#### Stated exercise
All of the data needs to be repeated exactly.
*****
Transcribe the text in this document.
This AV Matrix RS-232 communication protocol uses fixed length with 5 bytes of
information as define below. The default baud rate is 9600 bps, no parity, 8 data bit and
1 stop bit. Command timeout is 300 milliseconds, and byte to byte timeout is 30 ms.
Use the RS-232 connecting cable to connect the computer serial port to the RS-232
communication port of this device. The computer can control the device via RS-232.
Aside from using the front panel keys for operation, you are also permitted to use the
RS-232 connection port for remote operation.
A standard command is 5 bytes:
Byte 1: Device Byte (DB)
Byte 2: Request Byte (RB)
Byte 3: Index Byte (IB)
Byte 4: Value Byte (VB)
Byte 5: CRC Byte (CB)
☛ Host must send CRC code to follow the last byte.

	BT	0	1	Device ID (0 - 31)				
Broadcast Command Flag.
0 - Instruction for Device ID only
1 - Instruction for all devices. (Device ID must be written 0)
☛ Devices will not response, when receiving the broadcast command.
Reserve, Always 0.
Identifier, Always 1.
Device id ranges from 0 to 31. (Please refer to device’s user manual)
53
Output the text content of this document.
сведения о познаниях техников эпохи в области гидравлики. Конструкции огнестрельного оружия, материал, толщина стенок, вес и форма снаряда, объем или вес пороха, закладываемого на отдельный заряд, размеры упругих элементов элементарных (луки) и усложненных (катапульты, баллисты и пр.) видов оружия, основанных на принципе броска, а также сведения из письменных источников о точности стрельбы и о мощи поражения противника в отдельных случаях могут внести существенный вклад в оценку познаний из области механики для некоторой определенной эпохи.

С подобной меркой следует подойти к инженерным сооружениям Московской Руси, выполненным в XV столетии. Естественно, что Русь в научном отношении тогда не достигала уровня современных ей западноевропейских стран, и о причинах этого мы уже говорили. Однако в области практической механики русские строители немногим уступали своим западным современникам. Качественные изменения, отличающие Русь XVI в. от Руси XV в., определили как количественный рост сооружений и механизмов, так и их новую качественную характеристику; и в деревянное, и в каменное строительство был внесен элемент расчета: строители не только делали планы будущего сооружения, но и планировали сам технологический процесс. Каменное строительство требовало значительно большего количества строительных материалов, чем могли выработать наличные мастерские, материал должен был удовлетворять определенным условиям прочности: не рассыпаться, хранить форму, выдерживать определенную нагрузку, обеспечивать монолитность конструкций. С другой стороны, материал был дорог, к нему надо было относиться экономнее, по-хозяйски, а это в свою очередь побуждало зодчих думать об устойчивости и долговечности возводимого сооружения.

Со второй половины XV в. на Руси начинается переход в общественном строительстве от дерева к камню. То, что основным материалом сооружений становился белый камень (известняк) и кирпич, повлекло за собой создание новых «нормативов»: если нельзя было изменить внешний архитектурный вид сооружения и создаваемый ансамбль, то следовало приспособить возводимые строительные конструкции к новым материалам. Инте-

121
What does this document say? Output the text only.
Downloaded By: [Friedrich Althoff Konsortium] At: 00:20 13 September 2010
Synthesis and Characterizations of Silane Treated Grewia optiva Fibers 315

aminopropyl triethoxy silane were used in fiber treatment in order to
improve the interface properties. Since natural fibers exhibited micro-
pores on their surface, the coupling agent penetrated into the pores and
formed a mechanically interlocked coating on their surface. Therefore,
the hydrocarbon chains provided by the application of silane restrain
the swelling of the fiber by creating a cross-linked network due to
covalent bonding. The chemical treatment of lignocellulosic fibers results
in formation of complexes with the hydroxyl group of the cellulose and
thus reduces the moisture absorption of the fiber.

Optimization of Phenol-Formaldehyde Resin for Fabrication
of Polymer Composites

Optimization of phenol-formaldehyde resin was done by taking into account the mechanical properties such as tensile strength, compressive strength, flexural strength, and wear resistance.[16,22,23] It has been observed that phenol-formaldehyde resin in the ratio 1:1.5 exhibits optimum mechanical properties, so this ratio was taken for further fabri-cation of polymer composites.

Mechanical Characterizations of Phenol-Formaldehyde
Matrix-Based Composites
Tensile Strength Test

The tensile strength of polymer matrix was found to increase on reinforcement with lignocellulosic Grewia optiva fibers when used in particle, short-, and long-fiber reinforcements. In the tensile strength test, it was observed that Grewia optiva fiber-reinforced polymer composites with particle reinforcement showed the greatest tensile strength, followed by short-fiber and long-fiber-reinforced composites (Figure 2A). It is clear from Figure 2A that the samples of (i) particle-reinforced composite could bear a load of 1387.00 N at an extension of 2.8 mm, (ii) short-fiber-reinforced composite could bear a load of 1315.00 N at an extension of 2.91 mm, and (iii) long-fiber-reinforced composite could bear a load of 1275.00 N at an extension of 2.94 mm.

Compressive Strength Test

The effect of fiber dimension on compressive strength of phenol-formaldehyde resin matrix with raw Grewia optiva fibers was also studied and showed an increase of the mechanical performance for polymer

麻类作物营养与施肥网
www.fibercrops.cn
*****
#### Final result
Transcribe the text in this document.
This AV Matrix RS-232 communication protocol uses fixed length with 5 bytes of
information as define below. The default baud rate is 9600 bps, no parity, 8 data bit and
1 stop bit. Command timeout is 300 milliseconds, and byte to byte timeout is 30 ms.
Use the RS-232 connecting cable to connect the computer serial port to the RS-232
communication port of this device. The computer can control the device via RS-232.
Aside from using the front panel keys for operation, you are also permitted to use the
RS-232 connection port for remote operation.
A standard command is 5 bytes:
Byte 1: Device Byte (DB)
Byte 2: Request Byte (RB)
Byte 3: Index Byte (IB)
Byte 4: Value Byte (VB)
Byte 5: CRC Byte (CB)
☛ Host must send CRC code to follow the last byte.

	BT	0	1	Device ID (0 - 31)				
Broadcast Command Flag.
0 - Instruction for Device ID only
1 - Instruction for all devices. (Device ID must be written 0)
☛ Devices will not response, when receiving the broadcast command.
Reserve, Always 0.
Identifier, Always 1.
Device id ranges from 0 to 31. (Please refer to device’s user manual)
53
Output the text content of this document.
сведения о познаниях техников эпохи в области гидравлики. Конструкции огнестрельного оружия, материал, толщина стенок, вес и форма снаряда, объем или вес пороха, закладываемого на отдельный заряд, размеры упругих элементов элементарных (луки) и усложненных (катапульты, баллисты и пр.) видов оружия, основанных на принципе броска, а также сведения из письменных источников о точности стрельбы и о мощи поражения противника в отдельных случаях могут внести существенный вклад в оценку познаний из области механики для некоторой определенной эпохи.

С подобной меркой следует подойти к инженерным сооружениям Московской Руси, выполненным в XV столетии. Естественно, что Русь в научном отношении тогда не достигала уровня современных ей западноевропейских стран, и о причинах этого мы уже говорили. Однако в области практической механики русские строители немногим уступали своим западным современникам. Качественные изменения, отличающие Русь XVI в. от Руси XV в., определили как количественный рост сооружений и механизмов, так и их новую качественную характеристику; и в деревянное, и в каменное строительство был внесен элемент расчета: строители не только делали планы будущего сооружения, но и планировали сам технологический процесс. Каменное строительство требовало значительно большего количества строительных материалов, чем могли выработать наличные мастерские, материал должен был удовлетворять определенным условиям прочности: не рассыпаться, хранить форму, выдерживать определенную нагрузку, обеспечивать монолитность конструкций. С другой стороны, материал был дорог, к нему надо было относиться экономнее, по-хозяйски, а это в свою очередь побуждало зодчих думать об устойчивости и долговечности возводимого сооружения.

Со второй половины XV в. на Руси начинается переход в общественном строительстве от дерева к камню. То, что основным материалом сооружений становился белый камень (известняк) и кирпич, повлекло за собой создание новых «нормативов»: если нельзя было изменить внешний архитектурный вид сооружения и создаваемый ансамбль, то следовало приспособить возводимые строительные конструкции к новым материалам. Инте-

121
What does this document say? Output the text only.
Downloaded By: [Friedrich Althoff Konsortium] At: 00:20 13 September 2010
Synthesis and Characterizations of Silane Treated Grewia optiva Fibers 315

aminopropyl triethoxy silane were used in fiber treatment in order to
improve the interface properties. Since natural fibers exhibited micro-
pores on their surface, the coupling agent penetrated into the pores and
formed a mechanically interlocked coating on their surface. Therefore,
the hydrocarbon chains provided by the application of silane restrain
the swelling of the fiber by creating a cross-linked network due to
covalent bonding. The chemical treatment of lignocellulosic fibers results
in formation of complexes with the hydroxyl group of the cellulose and
thus reduces the moisture absorption of the fiber.

Optimization of Phenol-Formaldehyde Resin for Fabrication
of Polymer Composites

Optimization of phenol-formaldehyde resin was done by taking into account the mechanical properties such as tensile strength, compressive strength, flexural strength, and wear resistance.[16,22,23] It has been observed that phenol-formaldehyde resin in the ratio 1:1.5 exhibits optimum mechanical properties, so this ratio was taken for further fabri-cation of polymer composites.

Mechanical Characterizations of Phenol-Formaldehyde
Matrix-Based Composites
Tensile Strength Test

The tensile strength of polymer matrix was found to increase on reinforcement with lignocellulosic Grewia optiva fibers when used in particle, short-, and long-fiber reinforcements. In the tensile strength test, it was observed that Grewia optiva fiber-reinforced polymer composites with particle reinforcement showed the greatest tensile strength, followed by short-fiber and long-fiber-reinforced composites (Figure 2A). It is clear from Figure 2A that the samples of (i) particle-reinforced composite could bear a load of 1387.00 N at an extension of 2.8 mm, (ii) short-fiber-reinforced composite could bear a load of 1315.00 N at an extension of 2.91 mm, and (iii) long-fiber-reinforced composite could bear a load of 1275.00 N at an extension of 2.94 mm.

Compressive Strength Test

The effect of fiber dimension on compressive strength of phenol-formaldehyde resin matrix with raw Grewia optiva fibers was also studied and showed an increase of the mechanical performance for polymer

麻类作物营养与施肥网
www.fibercrops.cn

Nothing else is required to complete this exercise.